(Records from a data collection)
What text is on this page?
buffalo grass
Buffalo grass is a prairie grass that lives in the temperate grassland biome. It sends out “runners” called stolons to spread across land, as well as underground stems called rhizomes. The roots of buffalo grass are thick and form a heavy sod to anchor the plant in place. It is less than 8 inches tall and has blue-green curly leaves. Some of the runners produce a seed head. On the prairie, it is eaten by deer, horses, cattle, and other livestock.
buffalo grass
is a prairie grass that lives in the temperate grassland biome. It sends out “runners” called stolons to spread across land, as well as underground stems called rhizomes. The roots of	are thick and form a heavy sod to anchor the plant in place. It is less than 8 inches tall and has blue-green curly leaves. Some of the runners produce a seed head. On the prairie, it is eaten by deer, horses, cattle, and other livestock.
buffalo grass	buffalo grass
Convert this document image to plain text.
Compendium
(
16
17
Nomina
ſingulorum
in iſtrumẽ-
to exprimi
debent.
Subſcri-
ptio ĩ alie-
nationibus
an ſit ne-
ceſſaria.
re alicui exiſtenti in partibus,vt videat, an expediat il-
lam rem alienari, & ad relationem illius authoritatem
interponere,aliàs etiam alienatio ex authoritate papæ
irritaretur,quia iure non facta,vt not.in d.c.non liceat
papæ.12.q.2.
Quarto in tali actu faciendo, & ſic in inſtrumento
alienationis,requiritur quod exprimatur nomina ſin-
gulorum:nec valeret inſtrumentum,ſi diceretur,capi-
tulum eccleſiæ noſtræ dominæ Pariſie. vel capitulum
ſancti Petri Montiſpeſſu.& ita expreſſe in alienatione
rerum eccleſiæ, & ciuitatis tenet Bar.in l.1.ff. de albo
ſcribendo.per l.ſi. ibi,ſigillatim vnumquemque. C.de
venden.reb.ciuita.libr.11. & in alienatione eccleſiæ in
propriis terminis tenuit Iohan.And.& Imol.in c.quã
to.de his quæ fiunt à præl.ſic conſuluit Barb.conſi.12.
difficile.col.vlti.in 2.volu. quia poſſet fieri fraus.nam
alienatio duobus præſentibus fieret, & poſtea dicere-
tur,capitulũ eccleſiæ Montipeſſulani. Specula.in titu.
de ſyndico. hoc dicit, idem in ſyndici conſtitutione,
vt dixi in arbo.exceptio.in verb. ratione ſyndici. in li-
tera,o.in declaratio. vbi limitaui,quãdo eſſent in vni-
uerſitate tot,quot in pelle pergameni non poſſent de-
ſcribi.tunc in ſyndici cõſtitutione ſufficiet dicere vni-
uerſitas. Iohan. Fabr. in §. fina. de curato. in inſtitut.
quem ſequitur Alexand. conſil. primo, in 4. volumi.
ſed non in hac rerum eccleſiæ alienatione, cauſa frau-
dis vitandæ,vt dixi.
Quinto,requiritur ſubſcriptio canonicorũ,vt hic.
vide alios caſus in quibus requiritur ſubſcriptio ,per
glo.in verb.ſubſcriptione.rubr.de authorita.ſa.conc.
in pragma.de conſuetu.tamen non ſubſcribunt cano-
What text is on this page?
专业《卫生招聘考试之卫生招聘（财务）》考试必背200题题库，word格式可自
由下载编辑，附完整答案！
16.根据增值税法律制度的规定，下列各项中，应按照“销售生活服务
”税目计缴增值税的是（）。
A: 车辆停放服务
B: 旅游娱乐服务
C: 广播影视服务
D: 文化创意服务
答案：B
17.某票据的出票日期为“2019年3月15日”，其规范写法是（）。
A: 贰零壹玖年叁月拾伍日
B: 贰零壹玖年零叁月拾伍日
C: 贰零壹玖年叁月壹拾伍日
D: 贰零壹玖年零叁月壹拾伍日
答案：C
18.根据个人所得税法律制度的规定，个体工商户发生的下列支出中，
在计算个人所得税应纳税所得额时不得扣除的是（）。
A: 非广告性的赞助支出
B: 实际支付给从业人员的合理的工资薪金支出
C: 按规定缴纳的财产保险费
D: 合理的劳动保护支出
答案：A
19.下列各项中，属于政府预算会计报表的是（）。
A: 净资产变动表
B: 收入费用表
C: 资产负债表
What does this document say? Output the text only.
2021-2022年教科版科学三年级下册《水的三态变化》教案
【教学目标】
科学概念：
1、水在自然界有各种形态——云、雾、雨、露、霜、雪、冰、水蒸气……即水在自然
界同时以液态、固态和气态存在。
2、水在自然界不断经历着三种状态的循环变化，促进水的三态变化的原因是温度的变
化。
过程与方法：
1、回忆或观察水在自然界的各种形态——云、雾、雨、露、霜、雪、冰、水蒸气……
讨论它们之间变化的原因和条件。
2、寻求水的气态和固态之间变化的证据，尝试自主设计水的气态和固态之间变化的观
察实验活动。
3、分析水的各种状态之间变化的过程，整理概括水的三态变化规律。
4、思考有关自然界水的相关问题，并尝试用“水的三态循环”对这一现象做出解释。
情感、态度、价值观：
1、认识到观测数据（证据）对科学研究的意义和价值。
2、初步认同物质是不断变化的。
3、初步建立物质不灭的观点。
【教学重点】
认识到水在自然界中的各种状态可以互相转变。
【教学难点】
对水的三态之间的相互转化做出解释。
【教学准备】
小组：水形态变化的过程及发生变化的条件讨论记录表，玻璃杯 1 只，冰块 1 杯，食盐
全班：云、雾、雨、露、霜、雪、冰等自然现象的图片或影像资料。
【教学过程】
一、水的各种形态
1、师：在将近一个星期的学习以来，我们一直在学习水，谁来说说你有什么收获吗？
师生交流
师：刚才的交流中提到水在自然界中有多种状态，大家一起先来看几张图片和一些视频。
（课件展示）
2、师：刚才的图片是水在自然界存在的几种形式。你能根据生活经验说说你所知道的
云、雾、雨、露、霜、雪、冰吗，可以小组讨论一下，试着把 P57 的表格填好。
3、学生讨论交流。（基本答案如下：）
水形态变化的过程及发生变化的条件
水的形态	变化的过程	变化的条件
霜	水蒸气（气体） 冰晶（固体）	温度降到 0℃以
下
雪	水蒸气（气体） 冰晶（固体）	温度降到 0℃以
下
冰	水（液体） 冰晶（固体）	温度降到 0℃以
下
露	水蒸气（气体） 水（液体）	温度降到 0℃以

What you are asked to do: Return the whole listing exactly, with every line included.

Answer to the problem:
What text is on this page?
buffalo grass
Buffalo grass is a prairie grass that lives in the temperate grassland biome. It sends out “runners” called stolons to spread across land, as well as underground stems called rhizomes. The roots of buffalo grass are thick and form a heavy sod to anchor the plant in place. It is less than 8 inches tall and has blue-green curly leaves. Some of the runners produce a seed head. On the prairie, it is eaten by deer, horses, cattle, and other livestock.
buffalo grass
is a prairie grass that lives in the temperate grassland biome. It sends out “runners” called stolons to spread across land, as well as underground stems called rhizomes. The roots of	are thick and form a heavy sod to anchor the plant in place. It is less than 8 inches tall and has blue-green curly leaves. Some of the runners produce a seed head. On the prairie, it is eaten by deer, horses, cattle, and other livestock.
buffalo grass	buffalo grass
Convert this document image to plain text.
Compendium
(
16
17
Nomina
ſingulorum
in iſtrumẽ-
to exprimi
debent.
Subſcri-
ptio ĩ alie-
nationibus
an ſit ne-
ceſſaria.
re alicui exiſtenti in partibus,vt videat, an expediat il-
lam rem alienari, & ad relationem illius authoritatem
interponere,aliàs etiam alienatio ex authoritate papæ
irritaretur,quia iure non facta,vt not.in d.c.non liceat
papæ.12.q.2.
Quarto in tali actu faciendo, & ſic in inſtrumento
alienationis,requiritur quod exprimatur nomina ſin-
gulorum:nec valeret inſtrumentum,ſi diceretur,capi-
tulum eccleſiæ noſtræ dominæ Pariſie. vel capitulum
ſancti Petri Montiſpeſſu.& ita expreſſe in alienatione
rerum eccleſiæ, & ciuitatis tenet Bar.in l.1.ff. de albo
ſcribendo.per l.ſi. ibi,ſigillatim vnumquemque. C.de
venden.reb.ciuita.libr.11. & in alienatione eccleſiæ in
propriis terminis tenuit Iohan.And.& Imol.in c.quã
to.de his quæ fiunt à præl.ſic conſuluit Barb.conſi.12.
difficile.col.vlti.in 2.volu. quia poſſet fieri fraus.nam
alienatio duobus præſentibus fieret, & poſtea dicere-
tur,capitulũ eccleſiæ Montipeſſulani. Specula.in titu.
de ſyndico. hoc dicit, idem in ſyndici conſtitutione,
vt dixi in arbo.exceptio.in verb. ratione ſyndici. in li-
tera,o.in declaratio. vbi limitaui,quãdo eſſent in vni-
uerſitate tot,quot in pelle pergameni non poſſent de-
ſcribi.tunc in ſyndici cõſtitutione ſufficiet dicere vni-
uerſitas. Iohan. Fabr. in §. fina. de curato. in inſtitut.
quem ſequitur Alexand. conſil. primo, in 4. volumi.
ſed non in hac rerum eccleſiæ alienatione, cauſa frau-
dis vitandæ,vt dixi.
Quinto,requiritur ſubſcriptio canonicorũ,vt hic.
vide alios caſus in quibus requiritur ſubſcriptio ,per
glo.in verb.ſubſcriptione.rubr.de authorita.ſa.conc.
in pragma.de conſuetu.tamen non ſubſcribunt cano-
What text is on this page?
专业《卫生招聘考试之卫生招聘（财务）》考试必背200题题库，word格式可自
由下载编辑，附完整答案！
16.根据增值税法律制度的规定，下列各项中，应按照“销售生活服务
”税目计缴增值税的是（）。
A: 车辆停放服务
B: 旅游娱乐服务
C: 广播影视服务
D: 文化创意服务
答案：B
17.某票据的出票日期为“2019年3月15日”，其规范写法是（）。
A: 贰零壹玖年叁月拾伍日
B: 贰零壹玖年零叁月拾伍日
C: 贰零壹玖年叁月壹拾伍日
D: 贰零壹玖年零叁月壹拾伍日
答案：C
18.根据个人所得税法律制度的规定，个体工商户发生的下列支出中，
在计算个人所得税应纳税所得额时不得扣除的是（）。
A: 非广告性的赞助支出
B: 实际支付给从业人员的合理的工资薪金支出
C: 按规定缴纳的财产保险费
D: 合理的劳动保护支出
答案：A
19.下列各项中，属于政府预算会计报表的是（）。
A: 净资产变动表
B: 收入费用表
C: 资产负债表
What does this document say? Output the text only.
2021-2022年教科版科学三年级下册《水的三态变化》教案
【教学目标】
科学概念：
1、水在自然界有各种形态——云、雾、雨、露、霜、雪、冰、水蒸气……即水在自然
界同时以液态、固态和气态存在。
2、水在自然界不断经历着三种状态的循环变化，促进水的三态变化的原因是温度的变
化。
过程与方法：
1、回忆或观察水在自然界的各种形态——云、雾、雨、露、霜、雪、冰、水蒸气……
讨论它们之间变化的原因和条件。
2、寻求水的气态和固态之间变化的证据，尝试自主设计水的气态和固态之间变化的观
察实验活动。
3、分析水的各种状态之间变化的过程，整理概括水的三态变化规律。
4、思考有关自然界水的相关问题，并尝试用“水的三态循环”对这一现象做出解释。
情感、态度、价值观：
1、认识到观测数据（证据）对科学研究的意义和价值。
2、初步认同物质是不断变化的。
3、初步建立物质不灭的观点。
【教学重点】
认识到水在自然界中的各种状态可以互相转变。
【教学难点】
对水的三态之间的相互转化做出解释。
【教学准备】
小组：水形态变化的过程及发生变化的条件讨论记录表，玻璃杯 1 只，冰块 1 杯，食盐
全班：云、雾、雨、露、霜、雪、冰等自然现象的图片或影像资料。
【教学过程】
一、水的各种形态
1、师：在将近一个星期的学习以来，我们一直在学习水，谁来说说你有什么收获吗？
师生交流
师：刚才的交流中提到水在自然界中有多种状态，大家一起先来看几张图片和一些视频。
（课件展示）
2、师：刚才的图片是水在自然界存在的几种形式。你能根据生活经验说说你所知道的
云、雾、雨、露、霜、雪、冰吗，可以小组讨论一下，试着把 P57 的表格填好。
3、学生讨论交流。（基本答案如下：）
水形态变化的过程及发生变化的条件
水的形态	变化的过程	变化的条件
霜	水蒸气（气体） 冰晶（固体）	温度降到 0℃以
下
雪	水蒸气（气体） 冰晶（固体）	温度降到 0℃以
下
冰	水（液体） 冰晶（固体）	温度降到 0℃以
下
露	水蒸气（气体） 水（液体）	温度降到 0℃以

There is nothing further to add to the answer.